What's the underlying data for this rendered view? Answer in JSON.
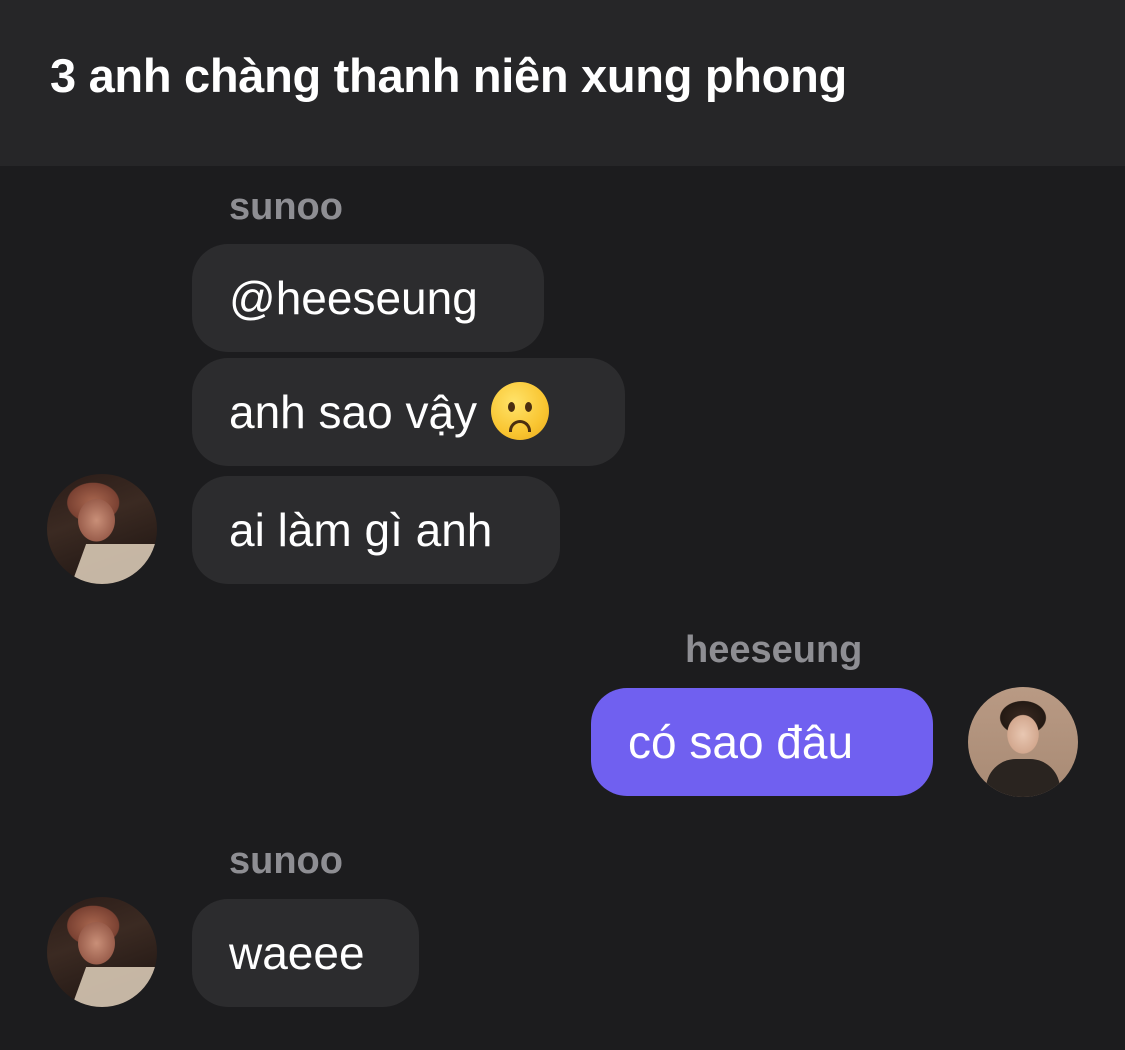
{
  "header": {
    "title": "3 anh chàng thanh niên xung phong"
  },
  "messages": {
    "group1": {
      "sender": "sunoo",
      "bubbles": [
        "@heeseung",
        "anh sao vậy",
        "ai làm gì anh"
      ],
      "emoji": "frowning-face-icon"
    },
    "group2": {
      "sender": "heeseung",
      "bubbles": [
        "có sao đâu"
      ]
    },
    "group3": {
      "sender": "sunoo",
      "bubbles": [
        "waeee"
      ]
    }
  },
  "colors": {
    "background": "#1c1c1e",
    "header_background": "#262628",
    "incoming_bubble": "#2c2c2e",
    "outgoing_bubble": "#7060f0",
    "sender_name": "#8e8e93"
  }
}
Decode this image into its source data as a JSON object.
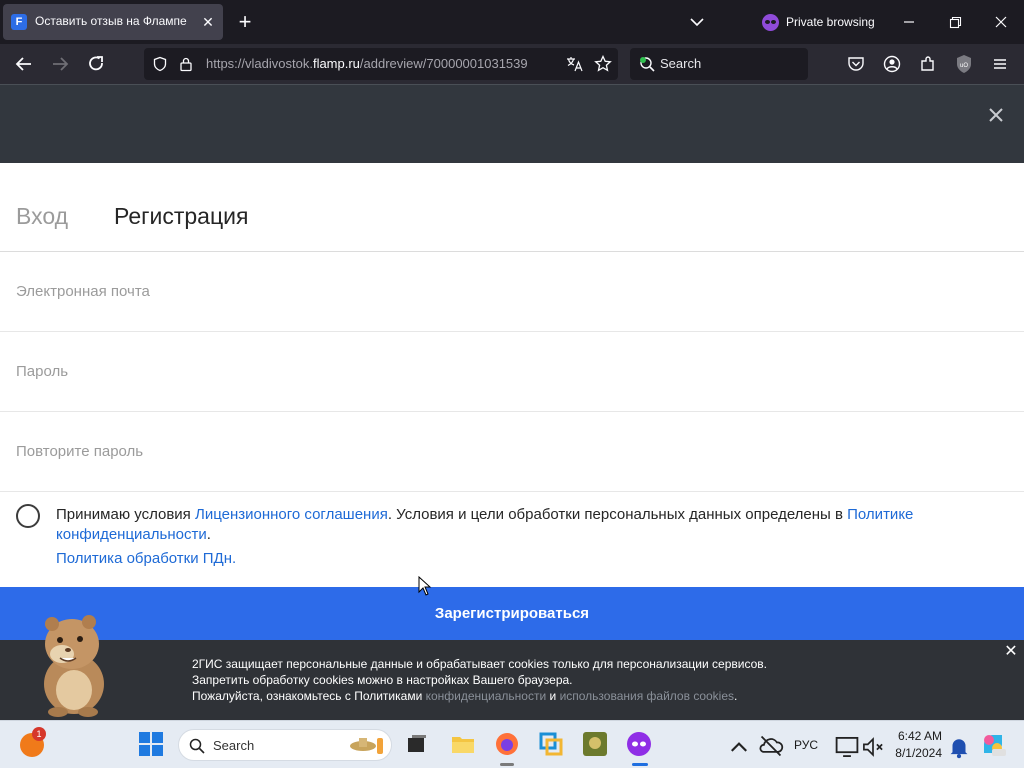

□ □ □ □ □

Your task is to transcribe all of the records precisely, with no images included.

▶ [TASK OUTPUT]
What's the underlying data for this rendered view? Answer in JSON.
{
  "header": {
    "title": "3 anh chàng thanh niên xung phong"
  },
  "messages": {
    "group1": {
      "sender": "sunoo",
      "bubbles": [
        "@heeseung",
        "anh sao vậy",
        "ai làm gì anh"
      ],
      "emoji": "frowning-face-icon"
    },
    "group2": {
      "sender": "heeseung",
      "bubbles": [
        "có sao đâu"
      ]
    },
    "group3": {
      "sender": "sunoo",
      "bubbles": [
        "waeee"
      ]
    }
  },
  "colors": {
    "background": "#1c1c1e",
    "header_background": "#262628",
    "incoming_bubble": "#2c2c2e",
    "outgoing_bubble": "#7060f0",
    "sender_name": "#8e8e93"
  }
}
Decode this image into its source data as a JSON object.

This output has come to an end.